#### [Record excerpts]
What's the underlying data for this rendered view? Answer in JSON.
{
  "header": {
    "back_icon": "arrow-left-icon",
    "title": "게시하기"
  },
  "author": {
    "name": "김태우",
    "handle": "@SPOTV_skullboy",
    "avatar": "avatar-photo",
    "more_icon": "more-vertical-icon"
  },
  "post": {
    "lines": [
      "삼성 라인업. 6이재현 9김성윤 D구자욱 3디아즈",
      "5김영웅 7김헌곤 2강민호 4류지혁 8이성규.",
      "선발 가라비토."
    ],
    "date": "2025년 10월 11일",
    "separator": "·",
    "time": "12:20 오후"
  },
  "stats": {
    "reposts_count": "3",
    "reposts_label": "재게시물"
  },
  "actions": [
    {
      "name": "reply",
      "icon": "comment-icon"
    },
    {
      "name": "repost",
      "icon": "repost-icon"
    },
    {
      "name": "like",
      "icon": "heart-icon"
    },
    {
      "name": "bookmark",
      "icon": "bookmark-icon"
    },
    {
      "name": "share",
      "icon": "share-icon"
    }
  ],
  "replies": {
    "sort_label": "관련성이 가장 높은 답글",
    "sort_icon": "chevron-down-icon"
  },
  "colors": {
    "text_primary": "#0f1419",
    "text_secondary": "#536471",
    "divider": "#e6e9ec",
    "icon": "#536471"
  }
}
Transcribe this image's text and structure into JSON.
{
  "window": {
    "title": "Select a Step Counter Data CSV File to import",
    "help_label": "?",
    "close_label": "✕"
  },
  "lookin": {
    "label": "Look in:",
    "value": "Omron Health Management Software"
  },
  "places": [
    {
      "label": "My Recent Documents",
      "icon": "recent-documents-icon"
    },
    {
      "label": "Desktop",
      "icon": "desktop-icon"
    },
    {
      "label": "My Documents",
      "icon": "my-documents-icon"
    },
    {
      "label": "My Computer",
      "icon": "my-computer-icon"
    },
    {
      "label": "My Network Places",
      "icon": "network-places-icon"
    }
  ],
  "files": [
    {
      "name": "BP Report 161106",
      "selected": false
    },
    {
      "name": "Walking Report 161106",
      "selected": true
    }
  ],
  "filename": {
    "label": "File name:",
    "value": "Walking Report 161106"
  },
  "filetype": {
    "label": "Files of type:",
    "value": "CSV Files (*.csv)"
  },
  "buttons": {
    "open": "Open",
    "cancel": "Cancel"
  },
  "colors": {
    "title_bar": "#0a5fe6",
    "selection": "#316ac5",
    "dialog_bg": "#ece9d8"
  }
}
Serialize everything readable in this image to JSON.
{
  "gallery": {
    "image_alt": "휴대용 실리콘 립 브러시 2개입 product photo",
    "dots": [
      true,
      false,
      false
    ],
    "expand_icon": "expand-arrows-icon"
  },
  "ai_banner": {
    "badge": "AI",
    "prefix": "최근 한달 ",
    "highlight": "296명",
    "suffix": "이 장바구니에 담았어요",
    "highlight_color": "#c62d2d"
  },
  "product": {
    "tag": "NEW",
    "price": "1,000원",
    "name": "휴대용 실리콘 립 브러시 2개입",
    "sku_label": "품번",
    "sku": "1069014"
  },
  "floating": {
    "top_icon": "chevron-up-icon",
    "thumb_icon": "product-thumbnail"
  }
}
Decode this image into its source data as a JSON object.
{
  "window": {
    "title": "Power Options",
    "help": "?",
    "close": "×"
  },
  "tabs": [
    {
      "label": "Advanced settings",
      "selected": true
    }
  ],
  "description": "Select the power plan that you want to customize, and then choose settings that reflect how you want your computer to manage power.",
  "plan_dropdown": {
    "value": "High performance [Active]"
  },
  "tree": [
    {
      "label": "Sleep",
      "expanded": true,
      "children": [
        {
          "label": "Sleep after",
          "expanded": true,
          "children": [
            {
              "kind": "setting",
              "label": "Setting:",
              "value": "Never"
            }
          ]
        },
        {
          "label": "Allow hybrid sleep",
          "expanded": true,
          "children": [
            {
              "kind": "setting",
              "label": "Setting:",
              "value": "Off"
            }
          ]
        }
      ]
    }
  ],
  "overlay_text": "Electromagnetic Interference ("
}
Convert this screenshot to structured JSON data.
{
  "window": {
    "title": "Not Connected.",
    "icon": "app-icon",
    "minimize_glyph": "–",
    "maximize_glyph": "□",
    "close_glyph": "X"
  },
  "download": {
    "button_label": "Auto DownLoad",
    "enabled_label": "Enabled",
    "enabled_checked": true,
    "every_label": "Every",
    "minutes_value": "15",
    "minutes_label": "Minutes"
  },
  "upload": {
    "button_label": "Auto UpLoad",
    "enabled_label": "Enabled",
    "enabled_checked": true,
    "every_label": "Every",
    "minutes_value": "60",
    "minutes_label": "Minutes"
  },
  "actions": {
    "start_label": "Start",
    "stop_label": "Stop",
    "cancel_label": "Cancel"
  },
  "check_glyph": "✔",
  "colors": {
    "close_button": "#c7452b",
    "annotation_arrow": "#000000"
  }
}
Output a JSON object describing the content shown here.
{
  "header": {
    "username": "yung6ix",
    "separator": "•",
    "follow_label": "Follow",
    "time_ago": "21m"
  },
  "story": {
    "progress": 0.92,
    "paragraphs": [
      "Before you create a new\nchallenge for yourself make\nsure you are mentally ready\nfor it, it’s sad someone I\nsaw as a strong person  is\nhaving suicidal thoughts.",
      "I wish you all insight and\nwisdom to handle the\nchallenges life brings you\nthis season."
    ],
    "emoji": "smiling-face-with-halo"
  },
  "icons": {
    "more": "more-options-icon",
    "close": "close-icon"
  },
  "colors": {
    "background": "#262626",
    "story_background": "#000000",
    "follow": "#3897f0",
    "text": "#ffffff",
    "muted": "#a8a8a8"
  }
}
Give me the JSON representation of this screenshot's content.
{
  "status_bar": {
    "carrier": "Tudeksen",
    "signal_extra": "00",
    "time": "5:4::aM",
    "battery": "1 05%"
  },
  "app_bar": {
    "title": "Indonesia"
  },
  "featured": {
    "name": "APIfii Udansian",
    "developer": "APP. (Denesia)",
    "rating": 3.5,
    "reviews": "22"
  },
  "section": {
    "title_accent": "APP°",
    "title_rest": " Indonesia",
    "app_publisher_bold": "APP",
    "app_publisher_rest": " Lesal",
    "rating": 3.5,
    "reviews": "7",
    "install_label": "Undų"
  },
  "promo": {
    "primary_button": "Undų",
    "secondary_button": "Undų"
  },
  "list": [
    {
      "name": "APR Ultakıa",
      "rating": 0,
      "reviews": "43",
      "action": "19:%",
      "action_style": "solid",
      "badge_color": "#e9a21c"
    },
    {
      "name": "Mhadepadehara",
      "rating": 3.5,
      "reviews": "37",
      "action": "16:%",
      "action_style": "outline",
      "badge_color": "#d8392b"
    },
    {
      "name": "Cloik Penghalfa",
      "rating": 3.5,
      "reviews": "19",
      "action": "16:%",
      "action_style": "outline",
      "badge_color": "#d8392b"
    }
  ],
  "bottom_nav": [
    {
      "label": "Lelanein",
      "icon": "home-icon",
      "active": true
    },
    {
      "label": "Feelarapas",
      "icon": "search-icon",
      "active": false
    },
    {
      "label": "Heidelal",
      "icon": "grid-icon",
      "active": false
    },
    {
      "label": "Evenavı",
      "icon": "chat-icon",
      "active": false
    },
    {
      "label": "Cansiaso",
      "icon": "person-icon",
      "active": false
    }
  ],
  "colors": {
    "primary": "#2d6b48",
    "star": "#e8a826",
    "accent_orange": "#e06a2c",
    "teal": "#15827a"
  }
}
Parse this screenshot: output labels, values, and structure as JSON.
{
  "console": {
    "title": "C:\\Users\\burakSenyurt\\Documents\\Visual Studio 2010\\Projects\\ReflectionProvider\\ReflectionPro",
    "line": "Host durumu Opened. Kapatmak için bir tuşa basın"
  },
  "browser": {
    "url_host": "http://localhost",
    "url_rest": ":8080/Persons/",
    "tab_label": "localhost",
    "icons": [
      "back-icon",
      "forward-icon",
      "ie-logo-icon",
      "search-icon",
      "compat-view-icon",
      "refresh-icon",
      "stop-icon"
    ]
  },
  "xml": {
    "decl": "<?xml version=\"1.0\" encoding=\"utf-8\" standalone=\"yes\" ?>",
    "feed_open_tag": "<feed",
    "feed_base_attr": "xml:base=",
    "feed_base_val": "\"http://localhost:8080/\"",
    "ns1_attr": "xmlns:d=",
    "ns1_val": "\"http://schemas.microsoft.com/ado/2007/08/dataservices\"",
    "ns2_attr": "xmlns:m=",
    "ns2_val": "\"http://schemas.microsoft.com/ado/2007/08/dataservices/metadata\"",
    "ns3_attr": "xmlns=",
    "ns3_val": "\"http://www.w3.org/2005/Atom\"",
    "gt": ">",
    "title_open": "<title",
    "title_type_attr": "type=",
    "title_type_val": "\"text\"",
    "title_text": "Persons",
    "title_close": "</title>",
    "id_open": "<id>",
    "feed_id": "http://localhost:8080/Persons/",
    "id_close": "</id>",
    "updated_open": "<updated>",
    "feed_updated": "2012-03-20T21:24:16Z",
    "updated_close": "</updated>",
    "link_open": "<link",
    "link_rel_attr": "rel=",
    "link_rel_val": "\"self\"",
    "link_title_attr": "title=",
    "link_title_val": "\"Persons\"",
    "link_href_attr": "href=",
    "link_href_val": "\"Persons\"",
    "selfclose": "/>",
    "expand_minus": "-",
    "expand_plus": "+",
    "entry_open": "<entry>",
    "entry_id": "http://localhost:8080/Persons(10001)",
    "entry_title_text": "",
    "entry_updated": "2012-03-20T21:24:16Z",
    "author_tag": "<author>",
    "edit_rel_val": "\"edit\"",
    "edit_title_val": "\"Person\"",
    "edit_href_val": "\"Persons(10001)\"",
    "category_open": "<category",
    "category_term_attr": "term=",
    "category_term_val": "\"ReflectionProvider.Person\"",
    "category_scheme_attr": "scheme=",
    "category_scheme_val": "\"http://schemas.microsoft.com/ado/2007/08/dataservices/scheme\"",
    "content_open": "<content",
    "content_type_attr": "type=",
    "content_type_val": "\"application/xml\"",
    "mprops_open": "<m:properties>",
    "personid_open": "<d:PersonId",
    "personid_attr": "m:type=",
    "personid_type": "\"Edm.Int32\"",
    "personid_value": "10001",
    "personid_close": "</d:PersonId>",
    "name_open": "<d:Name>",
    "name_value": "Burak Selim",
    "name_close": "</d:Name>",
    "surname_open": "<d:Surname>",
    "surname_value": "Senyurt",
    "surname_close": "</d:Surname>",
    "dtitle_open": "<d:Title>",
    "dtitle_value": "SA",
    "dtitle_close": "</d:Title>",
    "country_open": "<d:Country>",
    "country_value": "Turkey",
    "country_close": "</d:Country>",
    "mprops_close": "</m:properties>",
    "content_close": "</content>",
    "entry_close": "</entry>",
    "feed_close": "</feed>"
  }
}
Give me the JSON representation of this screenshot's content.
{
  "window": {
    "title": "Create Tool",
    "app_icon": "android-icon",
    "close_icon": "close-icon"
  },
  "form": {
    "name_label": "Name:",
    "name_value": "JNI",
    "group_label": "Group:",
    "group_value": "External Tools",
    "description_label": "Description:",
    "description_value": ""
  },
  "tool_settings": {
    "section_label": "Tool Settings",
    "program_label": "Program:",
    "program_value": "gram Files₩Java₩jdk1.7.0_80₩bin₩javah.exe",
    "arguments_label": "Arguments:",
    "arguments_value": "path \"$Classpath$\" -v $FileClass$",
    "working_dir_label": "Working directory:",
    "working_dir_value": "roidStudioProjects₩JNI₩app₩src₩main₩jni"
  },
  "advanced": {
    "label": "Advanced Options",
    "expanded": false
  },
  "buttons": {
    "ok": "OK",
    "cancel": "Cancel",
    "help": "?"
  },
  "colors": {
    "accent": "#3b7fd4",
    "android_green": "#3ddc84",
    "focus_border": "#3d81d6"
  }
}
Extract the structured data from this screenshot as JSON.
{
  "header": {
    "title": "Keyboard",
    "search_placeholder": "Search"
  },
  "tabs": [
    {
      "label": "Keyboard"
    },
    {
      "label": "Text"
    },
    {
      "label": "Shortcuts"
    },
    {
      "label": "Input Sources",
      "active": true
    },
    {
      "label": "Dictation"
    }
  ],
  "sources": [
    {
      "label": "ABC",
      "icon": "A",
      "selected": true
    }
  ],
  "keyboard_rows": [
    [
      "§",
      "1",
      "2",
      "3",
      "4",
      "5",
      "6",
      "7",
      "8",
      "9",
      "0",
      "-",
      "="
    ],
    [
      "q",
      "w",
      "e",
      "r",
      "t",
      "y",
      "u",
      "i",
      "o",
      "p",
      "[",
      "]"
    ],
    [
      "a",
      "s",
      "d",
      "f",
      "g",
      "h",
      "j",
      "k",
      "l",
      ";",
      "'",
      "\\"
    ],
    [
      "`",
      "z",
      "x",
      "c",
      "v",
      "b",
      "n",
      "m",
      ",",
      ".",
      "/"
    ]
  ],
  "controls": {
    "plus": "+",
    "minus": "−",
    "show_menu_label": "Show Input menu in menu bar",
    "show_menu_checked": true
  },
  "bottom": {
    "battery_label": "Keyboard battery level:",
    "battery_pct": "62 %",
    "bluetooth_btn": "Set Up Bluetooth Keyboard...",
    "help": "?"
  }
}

#### [Work required]
Locate and copy each line in the data above that includes the word "Cancel".

#### [Expected answer]
    "cancel": "Cancel"
    "cancel_label": "Cancel"
    "cancel": "Cancel",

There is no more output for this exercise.